═══ SUPPLIED INFORMATION

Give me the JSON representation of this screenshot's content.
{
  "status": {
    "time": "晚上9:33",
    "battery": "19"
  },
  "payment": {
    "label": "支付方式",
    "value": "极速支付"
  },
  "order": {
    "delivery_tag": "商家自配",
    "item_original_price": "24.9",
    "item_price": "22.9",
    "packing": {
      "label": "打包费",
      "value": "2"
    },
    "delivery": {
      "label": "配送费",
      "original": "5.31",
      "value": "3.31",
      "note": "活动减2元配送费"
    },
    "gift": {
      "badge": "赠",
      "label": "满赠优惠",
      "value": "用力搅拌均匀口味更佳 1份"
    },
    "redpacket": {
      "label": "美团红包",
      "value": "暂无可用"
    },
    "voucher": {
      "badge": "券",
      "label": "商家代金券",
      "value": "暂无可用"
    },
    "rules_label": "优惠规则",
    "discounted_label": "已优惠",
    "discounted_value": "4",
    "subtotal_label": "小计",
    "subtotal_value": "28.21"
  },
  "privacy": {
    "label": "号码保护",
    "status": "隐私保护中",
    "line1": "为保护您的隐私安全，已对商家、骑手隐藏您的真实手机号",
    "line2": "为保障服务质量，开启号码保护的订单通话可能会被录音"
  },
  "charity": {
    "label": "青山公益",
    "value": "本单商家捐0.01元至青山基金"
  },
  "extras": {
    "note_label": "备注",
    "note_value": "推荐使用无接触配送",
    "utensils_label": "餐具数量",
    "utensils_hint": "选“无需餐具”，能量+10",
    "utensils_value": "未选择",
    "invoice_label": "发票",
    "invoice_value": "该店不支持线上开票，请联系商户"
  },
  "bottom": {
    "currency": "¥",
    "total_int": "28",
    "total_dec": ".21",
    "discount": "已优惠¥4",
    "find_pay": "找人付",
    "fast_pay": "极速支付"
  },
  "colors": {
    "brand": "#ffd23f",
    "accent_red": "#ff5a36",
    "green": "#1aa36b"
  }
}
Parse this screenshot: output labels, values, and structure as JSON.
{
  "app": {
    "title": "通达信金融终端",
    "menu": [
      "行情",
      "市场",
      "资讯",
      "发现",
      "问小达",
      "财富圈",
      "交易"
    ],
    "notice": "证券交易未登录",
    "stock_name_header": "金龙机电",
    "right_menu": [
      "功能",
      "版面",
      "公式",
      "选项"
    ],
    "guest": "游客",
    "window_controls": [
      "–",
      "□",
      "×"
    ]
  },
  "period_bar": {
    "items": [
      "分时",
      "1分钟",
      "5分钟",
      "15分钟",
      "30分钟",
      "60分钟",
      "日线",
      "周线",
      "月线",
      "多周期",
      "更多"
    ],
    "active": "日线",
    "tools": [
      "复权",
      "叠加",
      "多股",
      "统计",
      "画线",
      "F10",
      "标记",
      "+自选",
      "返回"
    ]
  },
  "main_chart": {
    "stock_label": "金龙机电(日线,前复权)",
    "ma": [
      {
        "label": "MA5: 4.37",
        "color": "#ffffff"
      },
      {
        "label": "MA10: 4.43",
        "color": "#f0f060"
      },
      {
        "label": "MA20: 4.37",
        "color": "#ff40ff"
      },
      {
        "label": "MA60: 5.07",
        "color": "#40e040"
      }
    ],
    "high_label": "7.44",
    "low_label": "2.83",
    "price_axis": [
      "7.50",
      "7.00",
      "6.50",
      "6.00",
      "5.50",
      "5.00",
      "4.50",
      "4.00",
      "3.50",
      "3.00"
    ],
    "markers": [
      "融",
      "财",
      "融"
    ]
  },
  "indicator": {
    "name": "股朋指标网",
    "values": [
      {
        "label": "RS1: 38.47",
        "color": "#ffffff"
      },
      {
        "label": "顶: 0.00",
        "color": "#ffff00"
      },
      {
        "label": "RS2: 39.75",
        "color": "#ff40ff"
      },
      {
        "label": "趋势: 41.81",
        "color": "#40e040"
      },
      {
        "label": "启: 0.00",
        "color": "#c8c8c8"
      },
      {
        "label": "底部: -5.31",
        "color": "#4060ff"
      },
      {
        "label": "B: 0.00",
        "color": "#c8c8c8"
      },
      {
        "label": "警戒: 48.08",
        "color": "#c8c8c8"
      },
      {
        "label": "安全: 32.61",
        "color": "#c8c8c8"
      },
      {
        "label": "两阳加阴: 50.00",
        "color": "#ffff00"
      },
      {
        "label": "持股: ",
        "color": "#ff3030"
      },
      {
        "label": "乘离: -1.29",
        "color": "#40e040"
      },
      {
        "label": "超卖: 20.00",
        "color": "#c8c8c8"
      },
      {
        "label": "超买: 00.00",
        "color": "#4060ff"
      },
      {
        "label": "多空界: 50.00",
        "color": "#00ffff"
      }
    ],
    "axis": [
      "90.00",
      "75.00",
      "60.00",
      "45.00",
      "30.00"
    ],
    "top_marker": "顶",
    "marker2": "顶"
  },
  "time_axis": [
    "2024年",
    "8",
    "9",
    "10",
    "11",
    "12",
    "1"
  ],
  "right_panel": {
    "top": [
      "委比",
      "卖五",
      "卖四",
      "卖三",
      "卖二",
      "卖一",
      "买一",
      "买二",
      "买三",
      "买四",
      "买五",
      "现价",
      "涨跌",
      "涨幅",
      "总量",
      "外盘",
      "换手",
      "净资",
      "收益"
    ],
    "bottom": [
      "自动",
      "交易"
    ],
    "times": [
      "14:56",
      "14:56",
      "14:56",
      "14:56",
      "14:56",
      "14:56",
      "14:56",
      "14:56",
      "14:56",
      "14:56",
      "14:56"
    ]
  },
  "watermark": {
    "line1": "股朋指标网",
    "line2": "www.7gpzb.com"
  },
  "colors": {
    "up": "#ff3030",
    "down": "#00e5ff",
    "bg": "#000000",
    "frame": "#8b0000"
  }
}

══════

Extract each record, keeping it identical to the original.

__SOLUTION BELOW__
Give me the JSON representation of this screenshot's content.
{
  "status": {
    "time": "晚上9:33",
    "battery": "19"
  },
  "payment": {
    "label": "支付方式",
    "value": "极速支付"
  },
  "order": {
    "delivery_tag": "商家自配",
    "item_original_price": "24.9",
    "item_price": "22.9",
    "packing": {
      "label": "打包费",
      "value": "2"
    },
    "delivery": {
      "label": "配送费",
      "original": "5.31",
      "value": "3.31",
      "note": "活动减2元配送费"
    },
    "gift": {
      "badge": "赠",
      "label": "满赠优惠",
      "value": "用力搅拌均匀口味更佳 1份"
    },
    "redpacket": {
      "label": "美团红包",
      "value": "暂无可用"
    },
    "voucher": {
      "badge": "券",
      "label": "商家代金券",
      "value": "暂无可用"
    },
    "rules_label": "优惠规则",
    "discounted_label": "已优惠",
    "discounted_value": "4",
    "subtotal_label": "小计",
    "subtotal_value": "28.21"
  },
  "privacy": {
    "label": "号码保护",
    "status": "隐私保护中",
    "line1": "为保护您的隐私安全，已对商家、骑手隐藏您的真实手机号",
    "line2": "为保障服务质量，开启号码保护的订单通话可能会被录音"
  },
  "charity": {
    "label": "青山公益",
    "value": "本单商家捐0.01元至青山基金"
  },
  "extras": {
    "note_label": "备注",
    "note_value": "推荐使用无接触配送",
    "utensils_label": "餐具数量",
    "utensils_hint": "选“无需餐具”，能量+10",
    "utensils_value": "未选择",
    "invoice_label": "发票",
    "invoice_value": "该店不支持线上开票，请联系商户"
  },
  "bottom": {
    "currency": "¥",
    "total_int": "28",
    "total_dec": ".21",
    "discount": "已优惠¥4",
    "find_pay": "找人付",
    "fast_pay": "极速支付"
  },
  "colors": {
    "brand": "#ffd23f",
    "accent_red": "#ff5a36",
    "green": "#1aa36b"
  }
}
Parse this screenshot: output labels, values, and structure as JSON.
{
  "app": {
    "title": "通达信金融终端",
    "menu": [
      "行情",
      "市场",
      "资讯",
      "发现",
      "问小达",
      "财富圈",
      "交易"
    ],
    "notice": "证券交易未登录",
    "stock_name_header": "金龙机电",
    "right_menu": [
      "功能",
      "版面",
      "公式",
      "选项"
    ],
    "guest": "游客",
    "window_controls": [
      "–",
      "□",
      "×"
    ]
  },
  "period_bar": {
    "items": [
      "分时",
      "1分钟",
      "5分钟",
      "15分钟",
      "30分钟",
      "60分钟",
      "日线",
      "周线",
      "月线",
      "多周期",
      "更多"
    ],
    "active": "日线",
    "tools": [
      "复权",
      "叠加",
      "多股",
      "统计",
      "画线",
      "F10",
      "标记",
      "+自选",
      "返回"
    ]
  },
  "main_chart": {
    "stock_label": "金龙机电(日线,前复权)",
    "ma": [
      {
        "label": "MA5: 4.37",
        "color": "#ffffff"
      },
      {
        "label": "MA10: 4.43",
        "color": "#f0f060"
      },
      {
        "label": "MA20: 4.37",
        "color": "#ff40ff"
      },
      {
        "label": "MA60: 5.07",
        "color": "#40e040"
      }
    ],
    "high_label": "7.44",
    "low_label": "2.83",
    "price_axis": [
      "7.50",
      "7.00",
      "6.50",
      "6.00",
      "5.50",
      "5.00",
      "4.50",
      "4.00",
      "3.50",
      "3.00"
    ],
    "markers": [
      "融",
      "财",
      "融"
    ]
  },
  "indicator": {
    "name": "股朋指标网",
    "values": [
      {
        "label": "RS1: 38.47",
        "color": "#ffffff"
      },
      {
        "label": "顶: 0.00",
        "color": "#ffff00"
      },
      {
        "label": "RS2: 39.75",
        "color": "#ff40ff"
      },
      {
        "label": "趋势: 41.81",
        "color": "#40e040"
      },
      {
        "label": "启: 0.00",
        "color": "#c8c8c8"
      },
      {
        "label": "底部: -5.31",
        "color": "#4060ff"
      },
      {
        "label": "B: 0.00",
        "color": "#c8c8c8"
      },
      {
        "label": "警戒: 48.08",
        "color": "#c8c8c8"
      },
      {
        "label": "安全: 32.61",
        "color": "#c8c8c8"
      },
      {
        "label": "两阳加阴: 50.00",
        "color": "#ffff00"
      },
      {
        "label": "持股: ",
        "color": "#ff3030"
      },
      {
        "label": "乘离: -1.29",
        "color": "#40e040"
      },
      {
        "label": "超卖: 20.00",
        "color": "#c8c8c8"
      },
      {
        "label": "超买: 00.00",
        "color": "#4060ff"
      },
      {
        "label": "多空界: 50.00",
        "color": "#00ffff"
      }
    ],
    "axis": [
      "90.00",
      "75.00",
      "60.00",
      "45.00",
      "30.00"
    ],
    "top_marker": "顶",
    "marker2": "顶"
  },
  "time_axis": [
    "2024年",
    "8",
    "9",
    "10",
    "11",
    "12",
    "1"
  ],
  "right_panel": {
    "top": [
      "委比",
      "卖五",
      "卖四",
      "卖三",
      "卖二",
      "卖一",
      "买一",
      "买二",
      "买三",
      "买四",
      "买五",
      "现价",
      "涨跌",
      "涨幅",
      "总量",
      "外盘",
      "换手",
      "净资",
      "收益"
    ],
    "bottom": [
      "自动",
      "交易"
    ],
    "times": [
      "14:56",
      "14:56",
      "14:56",
      "14:56",
      "14:56",
      "14:56",
      "14:56",
      "14:56",
      "14:56",
      "14:56",
      "14:56"
    ]
  },
  "watermark": {
    "line1": "股朋指标网",
    "line2": "www.7gpzb.com"
  },
  "colors": {
    "up": "#ff3030",
    "down": "#00e5ff",
    "bg": "#000000",
    "frame": "#8b0000"
  }
}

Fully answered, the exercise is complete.